* _Aim_: Return only the number of lines that hold "this".

* _Stored items from a collection_:

— BEGIN —

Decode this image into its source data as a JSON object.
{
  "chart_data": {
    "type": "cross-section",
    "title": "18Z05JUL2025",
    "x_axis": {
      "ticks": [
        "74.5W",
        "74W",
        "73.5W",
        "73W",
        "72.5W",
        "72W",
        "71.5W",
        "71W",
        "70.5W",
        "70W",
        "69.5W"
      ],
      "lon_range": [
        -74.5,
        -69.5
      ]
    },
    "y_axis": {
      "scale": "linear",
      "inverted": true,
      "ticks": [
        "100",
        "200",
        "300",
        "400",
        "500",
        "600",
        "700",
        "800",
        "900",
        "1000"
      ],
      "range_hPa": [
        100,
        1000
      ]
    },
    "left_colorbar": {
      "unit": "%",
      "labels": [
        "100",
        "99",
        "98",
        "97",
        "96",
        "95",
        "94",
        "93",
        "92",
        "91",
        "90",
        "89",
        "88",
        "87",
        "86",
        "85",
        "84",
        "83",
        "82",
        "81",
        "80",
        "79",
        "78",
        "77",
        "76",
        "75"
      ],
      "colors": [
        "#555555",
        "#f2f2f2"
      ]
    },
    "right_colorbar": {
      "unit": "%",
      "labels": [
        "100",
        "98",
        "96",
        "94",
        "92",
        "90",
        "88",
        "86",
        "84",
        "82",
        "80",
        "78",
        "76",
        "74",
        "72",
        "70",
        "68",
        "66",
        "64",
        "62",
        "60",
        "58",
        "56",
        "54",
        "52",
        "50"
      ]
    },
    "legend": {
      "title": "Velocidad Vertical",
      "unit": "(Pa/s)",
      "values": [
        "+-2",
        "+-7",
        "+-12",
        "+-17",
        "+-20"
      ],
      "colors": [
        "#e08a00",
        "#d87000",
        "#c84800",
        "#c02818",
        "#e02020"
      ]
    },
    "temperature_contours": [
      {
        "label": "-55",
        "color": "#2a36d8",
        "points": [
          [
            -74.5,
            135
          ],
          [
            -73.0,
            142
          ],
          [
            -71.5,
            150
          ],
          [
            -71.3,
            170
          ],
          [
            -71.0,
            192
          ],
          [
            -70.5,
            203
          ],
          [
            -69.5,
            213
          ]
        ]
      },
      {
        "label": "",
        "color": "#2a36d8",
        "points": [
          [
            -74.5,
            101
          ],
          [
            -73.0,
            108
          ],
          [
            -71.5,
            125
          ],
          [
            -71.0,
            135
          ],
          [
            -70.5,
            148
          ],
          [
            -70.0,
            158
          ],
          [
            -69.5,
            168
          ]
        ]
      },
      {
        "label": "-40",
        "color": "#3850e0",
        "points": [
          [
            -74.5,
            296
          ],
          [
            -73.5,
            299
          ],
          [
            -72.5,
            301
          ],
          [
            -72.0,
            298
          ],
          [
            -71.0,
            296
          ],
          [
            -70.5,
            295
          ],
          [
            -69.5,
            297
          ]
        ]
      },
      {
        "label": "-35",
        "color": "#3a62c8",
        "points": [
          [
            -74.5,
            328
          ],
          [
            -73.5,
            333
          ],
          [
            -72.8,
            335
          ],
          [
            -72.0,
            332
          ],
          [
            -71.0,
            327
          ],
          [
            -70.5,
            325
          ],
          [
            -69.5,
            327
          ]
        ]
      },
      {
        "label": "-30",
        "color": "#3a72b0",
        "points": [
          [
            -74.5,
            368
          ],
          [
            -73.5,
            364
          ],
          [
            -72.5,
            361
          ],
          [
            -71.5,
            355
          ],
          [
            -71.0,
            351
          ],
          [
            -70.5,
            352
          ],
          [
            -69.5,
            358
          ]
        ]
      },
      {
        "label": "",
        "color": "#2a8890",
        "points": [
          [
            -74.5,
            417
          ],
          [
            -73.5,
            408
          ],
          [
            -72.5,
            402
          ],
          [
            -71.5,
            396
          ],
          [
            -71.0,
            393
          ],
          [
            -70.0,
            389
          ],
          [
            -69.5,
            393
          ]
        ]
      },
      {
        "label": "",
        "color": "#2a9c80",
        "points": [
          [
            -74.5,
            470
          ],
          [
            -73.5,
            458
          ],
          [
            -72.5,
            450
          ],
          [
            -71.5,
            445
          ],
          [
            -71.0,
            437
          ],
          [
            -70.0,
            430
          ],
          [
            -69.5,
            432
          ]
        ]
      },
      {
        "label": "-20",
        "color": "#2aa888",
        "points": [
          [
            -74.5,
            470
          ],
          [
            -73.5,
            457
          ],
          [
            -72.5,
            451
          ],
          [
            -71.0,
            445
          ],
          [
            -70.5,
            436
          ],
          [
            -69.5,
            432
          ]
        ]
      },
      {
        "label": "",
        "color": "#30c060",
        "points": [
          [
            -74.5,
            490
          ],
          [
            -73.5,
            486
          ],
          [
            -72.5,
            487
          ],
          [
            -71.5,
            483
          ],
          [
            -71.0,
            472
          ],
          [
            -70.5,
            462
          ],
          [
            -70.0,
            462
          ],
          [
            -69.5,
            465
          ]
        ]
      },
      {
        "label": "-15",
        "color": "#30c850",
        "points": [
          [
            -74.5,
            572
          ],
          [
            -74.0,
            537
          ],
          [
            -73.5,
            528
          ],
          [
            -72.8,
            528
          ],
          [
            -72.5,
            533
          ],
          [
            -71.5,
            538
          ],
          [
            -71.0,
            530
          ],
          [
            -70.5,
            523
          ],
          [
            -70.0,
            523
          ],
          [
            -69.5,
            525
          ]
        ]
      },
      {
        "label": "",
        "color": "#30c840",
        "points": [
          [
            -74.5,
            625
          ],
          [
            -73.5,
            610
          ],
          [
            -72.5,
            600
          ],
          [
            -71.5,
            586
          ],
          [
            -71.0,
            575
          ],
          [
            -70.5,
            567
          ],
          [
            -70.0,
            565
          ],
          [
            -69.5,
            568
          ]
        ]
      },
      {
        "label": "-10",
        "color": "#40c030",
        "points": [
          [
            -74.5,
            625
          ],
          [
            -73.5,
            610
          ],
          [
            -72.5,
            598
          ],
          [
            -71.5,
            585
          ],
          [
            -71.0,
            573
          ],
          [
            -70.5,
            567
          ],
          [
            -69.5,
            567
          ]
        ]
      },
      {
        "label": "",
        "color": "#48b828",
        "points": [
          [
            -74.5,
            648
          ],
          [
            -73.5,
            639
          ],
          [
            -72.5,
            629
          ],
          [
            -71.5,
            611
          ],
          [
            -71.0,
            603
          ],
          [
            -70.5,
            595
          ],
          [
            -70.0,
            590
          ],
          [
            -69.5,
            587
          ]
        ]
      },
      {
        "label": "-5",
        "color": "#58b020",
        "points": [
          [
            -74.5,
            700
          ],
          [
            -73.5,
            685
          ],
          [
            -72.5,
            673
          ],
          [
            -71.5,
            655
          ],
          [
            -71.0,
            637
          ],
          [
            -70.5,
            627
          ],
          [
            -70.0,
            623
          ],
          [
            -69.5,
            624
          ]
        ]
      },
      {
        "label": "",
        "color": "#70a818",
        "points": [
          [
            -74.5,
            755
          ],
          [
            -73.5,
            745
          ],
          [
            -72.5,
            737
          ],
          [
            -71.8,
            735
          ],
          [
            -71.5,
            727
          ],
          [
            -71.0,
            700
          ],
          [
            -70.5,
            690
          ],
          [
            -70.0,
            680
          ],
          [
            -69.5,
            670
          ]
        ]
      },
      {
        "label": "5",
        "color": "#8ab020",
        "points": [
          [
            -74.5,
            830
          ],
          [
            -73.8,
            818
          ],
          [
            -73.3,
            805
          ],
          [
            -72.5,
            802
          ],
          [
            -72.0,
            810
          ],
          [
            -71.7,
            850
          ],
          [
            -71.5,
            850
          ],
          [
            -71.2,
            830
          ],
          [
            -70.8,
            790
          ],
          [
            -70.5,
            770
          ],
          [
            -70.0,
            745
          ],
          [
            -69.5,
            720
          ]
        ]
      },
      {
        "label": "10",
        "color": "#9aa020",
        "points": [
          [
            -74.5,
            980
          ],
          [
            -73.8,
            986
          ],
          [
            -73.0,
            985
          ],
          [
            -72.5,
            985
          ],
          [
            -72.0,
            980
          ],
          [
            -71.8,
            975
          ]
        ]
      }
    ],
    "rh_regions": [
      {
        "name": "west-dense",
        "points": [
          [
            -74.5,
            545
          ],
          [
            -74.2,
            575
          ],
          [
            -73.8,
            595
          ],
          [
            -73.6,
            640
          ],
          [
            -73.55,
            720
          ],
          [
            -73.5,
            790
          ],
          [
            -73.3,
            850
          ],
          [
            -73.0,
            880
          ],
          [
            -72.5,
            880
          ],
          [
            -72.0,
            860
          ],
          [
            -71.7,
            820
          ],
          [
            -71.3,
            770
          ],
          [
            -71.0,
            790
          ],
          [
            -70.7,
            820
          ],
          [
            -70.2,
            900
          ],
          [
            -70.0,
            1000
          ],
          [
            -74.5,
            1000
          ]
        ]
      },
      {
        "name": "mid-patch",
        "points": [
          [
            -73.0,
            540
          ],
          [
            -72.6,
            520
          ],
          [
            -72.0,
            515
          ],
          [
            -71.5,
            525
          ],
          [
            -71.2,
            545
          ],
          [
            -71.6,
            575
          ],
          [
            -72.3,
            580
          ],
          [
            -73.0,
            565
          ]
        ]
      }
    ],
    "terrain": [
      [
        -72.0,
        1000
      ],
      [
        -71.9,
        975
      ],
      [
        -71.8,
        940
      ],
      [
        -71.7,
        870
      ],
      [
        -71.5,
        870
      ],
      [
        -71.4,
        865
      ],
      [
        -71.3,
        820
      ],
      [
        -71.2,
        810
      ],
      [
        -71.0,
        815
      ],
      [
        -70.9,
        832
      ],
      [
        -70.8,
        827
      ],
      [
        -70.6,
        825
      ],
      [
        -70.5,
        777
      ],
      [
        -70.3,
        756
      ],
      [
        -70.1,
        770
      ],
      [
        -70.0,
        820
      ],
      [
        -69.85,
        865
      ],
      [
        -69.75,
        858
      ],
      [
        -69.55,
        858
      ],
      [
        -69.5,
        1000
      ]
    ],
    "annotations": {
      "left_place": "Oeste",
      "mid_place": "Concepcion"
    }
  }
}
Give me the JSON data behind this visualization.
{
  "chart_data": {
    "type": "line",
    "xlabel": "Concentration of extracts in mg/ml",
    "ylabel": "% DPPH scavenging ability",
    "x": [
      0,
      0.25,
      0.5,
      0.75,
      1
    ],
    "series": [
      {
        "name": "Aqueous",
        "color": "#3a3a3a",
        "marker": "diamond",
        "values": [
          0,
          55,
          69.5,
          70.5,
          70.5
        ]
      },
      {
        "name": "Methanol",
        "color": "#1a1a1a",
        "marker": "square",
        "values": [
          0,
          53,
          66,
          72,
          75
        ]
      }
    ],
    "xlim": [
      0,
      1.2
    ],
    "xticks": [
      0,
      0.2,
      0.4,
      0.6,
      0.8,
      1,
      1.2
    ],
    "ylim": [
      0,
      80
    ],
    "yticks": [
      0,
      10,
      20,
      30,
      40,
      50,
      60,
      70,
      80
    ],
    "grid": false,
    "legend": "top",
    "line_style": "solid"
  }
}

— END —

* _Answer to the task_: 2